— START OF Data supplied —

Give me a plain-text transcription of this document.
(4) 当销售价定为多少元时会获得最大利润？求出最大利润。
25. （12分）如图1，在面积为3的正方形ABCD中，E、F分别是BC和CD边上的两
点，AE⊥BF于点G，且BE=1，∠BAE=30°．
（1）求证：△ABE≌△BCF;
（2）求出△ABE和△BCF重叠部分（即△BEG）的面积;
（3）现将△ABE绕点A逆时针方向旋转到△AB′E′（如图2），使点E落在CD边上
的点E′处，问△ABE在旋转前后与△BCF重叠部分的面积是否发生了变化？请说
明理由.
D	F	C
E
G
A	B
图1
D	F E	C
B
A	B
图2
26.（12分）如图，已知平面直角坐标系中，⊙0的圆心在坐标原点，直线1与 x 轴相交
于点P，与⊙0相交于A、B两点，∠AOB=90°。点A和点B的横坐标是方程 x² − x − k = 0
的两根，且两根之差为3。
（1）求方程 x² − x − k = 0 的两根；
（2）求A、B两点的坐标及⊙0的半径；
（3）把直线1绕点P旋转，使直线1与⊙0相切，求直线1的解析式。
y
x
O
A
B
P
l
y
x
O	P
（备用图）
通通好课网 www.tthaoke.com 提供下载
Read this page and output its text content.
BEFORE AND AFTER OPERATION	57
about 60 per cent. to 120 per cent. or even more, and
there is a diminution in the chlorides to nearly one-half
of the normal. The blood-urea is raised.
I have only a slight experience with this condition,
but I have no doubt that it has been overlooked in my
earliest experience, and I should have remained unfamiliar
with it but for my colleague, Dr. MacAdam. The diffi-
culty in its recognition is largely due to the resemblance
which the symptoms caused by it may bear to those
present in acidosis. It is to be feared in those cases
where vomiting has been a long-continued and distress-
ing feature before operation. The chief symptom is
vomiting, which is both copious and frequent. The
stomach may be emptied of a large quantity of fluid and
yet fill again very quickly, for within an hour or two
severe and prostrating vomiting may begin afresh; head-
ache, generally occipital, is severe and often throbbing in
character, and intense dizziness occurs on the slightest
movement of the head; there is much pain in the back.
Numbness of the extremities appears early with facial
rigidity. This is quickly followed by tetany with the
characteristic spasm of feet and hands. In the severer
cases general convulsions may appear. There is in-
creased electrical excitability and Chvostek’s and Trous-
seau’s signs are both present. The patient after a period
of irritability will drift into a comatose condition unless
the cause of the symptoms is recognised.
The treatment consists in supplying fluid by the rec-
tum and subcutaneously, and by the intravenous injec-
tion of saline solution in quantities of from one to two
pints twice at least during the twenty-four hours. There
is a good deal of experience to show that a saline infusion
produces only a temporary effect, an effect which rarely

— END OF Data supplied —

Set exercise: Of the lines in this listing, how many contain "text"? Reply with the number and nothing more.

Answer to the exercise: 2